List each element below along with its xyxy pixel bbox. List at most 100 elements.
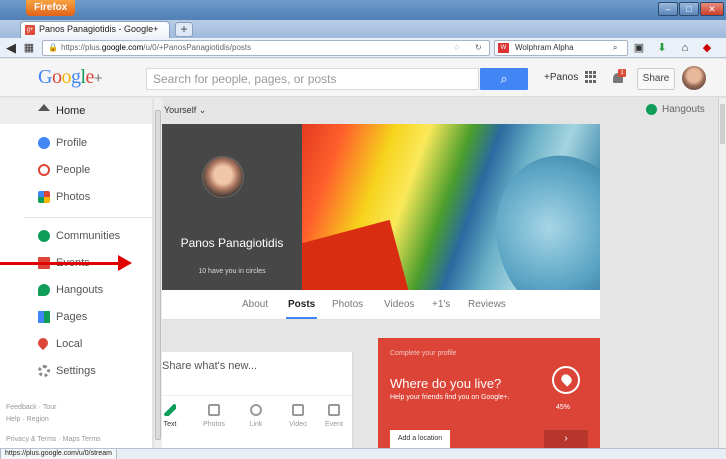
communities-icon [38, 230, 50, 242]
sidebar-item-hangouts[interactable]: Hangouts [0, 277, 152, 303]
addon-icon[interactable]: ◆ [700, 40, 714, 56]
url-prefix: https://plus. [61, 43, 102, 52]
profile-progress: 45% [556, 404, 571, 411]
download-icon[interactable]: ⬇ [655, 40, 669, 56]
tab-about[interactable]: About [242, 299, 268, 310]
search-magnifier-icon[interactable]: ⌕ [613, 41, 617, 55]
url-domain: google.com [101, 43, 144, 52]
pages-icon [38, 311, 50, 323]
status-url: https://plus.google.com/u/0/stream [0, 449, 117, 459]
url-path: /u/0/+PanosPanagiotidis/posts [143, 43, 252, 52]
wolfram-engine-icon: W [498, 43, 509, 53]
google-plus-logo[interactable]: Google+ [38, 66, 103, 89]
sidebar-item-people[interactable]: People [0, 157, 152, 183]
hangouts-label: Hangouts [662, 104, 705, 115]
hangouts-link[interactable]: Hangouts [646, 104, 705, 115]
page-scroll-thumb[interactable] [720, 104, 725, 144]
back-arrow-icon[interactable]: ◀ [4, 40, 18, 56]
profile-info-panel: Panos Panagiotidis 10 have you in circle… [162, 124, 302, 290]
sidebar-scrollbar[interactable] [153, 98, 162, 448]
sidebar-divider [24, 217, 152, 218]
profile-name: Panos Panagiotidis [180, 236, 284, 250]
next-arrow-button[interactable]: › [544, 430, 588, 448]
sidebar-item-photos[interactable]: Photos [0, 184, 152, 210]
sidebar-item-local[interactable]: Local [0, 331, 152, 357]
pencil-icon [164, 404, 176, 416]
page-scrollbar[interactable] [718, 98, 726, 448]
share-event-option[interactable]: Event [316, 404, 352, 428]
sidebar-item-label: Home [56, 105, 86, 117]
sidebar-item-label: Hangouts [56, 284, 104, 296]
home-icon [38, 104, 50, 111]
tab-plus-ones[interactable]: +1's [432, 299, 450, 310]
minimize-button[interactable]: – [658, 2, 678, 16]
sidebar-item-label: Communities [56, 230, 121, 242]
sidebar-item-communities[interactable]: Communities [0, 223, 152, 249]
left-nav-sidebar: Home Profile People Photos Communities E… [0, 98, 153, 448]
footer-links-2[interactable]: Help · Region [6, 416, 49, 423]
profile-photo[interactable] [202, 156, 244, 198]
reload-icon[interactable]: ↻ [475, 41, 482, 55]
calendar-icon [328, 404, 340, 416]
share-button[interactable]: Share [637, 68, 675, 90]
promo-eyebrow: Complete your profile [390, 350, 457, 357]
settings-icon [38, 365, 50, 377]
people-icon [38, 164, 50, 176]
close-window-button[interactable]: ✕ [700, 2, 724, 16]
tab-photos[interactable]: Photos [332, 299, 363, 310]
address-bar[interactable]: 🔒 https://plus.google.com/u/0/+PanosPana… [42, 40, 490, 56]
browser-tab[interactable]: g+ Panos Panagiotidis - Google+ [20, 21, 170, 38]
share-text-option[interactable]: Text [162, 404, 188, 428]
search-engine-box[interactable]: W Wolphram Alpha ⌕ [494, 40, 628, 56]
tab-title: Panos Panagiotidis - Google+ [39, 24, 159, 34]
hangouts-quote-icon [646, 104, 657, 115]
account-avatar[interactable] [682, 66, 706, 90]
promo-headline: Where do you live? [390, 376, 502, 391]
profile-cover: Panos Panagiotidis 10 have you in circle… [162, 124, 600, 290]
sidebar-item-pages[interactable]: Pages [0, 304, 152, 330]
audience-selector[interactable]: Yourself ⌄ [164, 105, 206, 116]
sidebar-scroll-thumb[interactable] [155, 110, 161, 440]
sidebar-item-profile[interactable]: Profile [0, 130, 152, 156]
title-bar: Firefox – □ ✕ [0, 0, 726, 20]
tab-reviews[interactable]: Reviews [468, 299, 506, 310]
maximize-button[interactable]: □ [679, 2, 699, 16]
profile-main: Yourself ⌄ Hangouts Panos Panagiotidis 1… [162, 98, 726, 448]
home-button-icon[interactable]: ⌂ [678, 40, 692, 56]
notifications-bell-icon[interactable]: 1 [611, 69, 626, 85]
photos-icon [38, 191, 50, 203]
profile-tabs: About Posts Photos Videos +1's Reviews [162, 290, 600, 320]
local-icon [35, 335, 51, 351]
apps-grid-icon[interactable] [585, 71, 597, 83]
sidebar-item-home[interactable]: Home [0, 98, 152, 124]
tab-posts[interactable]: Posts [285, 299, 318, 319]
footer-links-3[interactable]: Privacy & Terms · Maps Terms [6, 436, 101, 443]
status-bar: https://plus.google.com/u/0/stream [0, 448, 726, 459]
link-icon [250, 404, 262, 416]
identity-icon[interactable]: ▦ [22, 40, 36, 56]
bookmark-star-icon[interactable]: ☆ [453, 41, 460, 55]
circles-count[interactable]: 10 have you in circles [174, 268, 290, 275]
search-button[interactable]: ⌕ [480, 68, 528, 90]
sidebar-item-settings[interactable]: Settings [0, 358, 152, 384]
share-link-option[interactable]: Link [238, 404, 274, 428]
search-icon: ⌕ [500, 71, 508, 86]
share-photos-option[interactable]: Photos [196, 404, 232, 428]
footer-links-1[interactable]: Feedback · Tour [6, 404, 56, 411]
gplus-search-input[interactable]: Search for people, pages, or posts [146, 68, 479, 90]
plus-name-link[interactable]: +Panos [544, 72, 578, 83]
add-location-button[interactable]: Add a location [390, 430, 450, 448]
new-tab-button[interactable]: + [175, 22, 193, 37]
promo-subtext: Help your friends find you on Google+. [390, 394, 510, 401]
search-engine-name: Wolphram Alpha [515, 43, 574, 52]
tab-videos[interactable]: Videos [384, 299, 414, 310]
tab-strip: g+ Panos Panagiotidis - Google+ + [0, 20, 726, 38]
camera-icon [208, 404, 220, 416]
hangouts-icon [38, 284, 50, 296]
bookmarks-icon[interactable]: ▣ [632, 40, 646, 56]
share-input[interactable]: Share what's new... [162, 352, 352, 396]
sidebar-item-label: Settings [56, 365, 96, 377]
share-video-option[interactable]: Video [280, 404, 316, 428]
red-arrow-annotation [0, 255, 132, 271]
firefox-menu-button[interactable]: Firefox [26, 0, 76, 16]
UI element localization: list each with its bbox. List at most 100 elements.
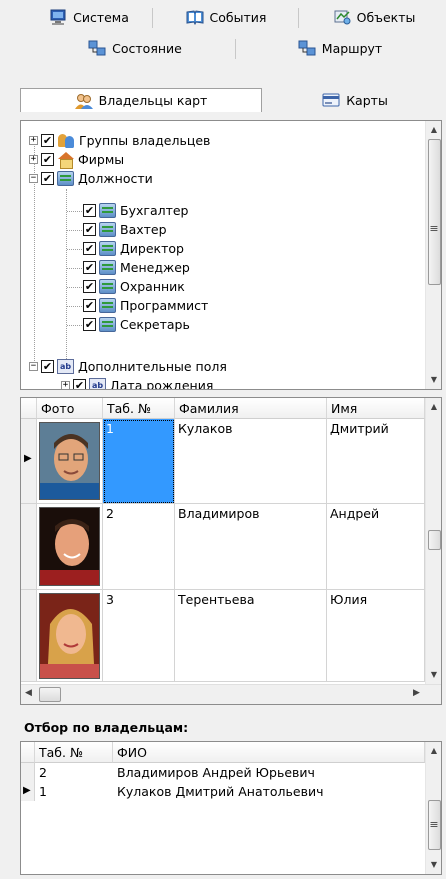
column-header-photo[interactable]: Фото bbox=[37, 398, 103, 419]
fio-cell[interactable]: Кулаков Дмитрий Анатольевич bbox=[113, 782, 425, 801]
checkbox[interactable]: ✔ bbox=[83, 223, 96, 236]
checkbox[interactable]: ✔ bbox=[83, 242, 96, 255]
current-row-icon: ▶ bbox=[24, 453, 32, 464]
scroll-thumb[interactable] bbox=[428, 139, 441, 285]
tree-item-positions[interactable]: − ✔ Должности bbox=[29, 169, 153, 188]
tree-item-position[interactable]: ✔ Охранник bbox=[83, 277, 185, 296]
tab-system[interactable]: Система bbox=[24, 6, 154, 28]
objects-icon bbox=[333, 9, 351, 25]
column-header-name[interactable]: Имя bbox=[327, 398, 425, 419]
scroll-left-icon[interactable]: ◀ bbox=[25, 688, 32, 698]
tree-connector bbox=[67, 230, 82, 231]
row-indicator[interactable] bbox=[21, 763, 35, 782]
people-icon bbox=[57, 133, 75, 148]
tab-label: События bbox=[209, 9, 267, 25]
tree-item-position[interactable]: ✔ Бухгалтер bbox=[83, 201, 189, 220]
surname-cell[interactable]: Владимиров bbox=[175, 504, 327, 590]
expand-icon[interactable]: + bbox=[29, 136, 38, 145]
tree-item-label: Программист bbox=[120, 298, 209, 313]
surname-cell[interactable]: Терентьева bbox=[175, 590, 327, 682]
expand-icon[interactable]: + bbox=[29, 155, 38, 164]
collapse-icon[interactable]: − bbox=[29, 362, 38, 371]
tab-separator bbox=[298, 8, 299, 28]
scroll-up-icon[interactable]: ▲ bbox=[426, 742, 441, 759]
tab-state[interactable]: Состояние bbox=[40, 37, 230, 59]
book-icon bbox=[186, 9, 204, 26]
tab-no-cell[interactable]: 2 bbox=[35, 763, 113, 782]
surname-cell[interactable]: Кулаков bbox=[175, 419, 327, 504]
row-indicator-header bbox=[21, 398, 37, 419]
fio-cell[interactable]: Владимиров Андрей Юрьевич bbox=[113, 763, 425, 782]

**Exercise instructions**
Rewrite the data from the line with "communities-icon [38, 230, 50, 242]" up to and including the line with "tab-about[interactable]: About [242, 299, 268, 310]", replacing "profile-progress" with "profile-completion" and leaving everything else as it is.

**Finished answer**
communities-icon [38, 230, 50, 242]
sidebar-item-hangouts[interactable]: Hangouts [0, 277, 152, 303]
addon-icon[interactable]: ◆ [700, 40, 714, 56]
url-prefix: https://plus. [61, 43, 102, 52]
profile-completion: 45% [556, 404, 571, 411]
download-icon[interactable]: ⬇ [655, 40, 669, 56]
tab-about[interactable]: About [242, 299, 268, 310]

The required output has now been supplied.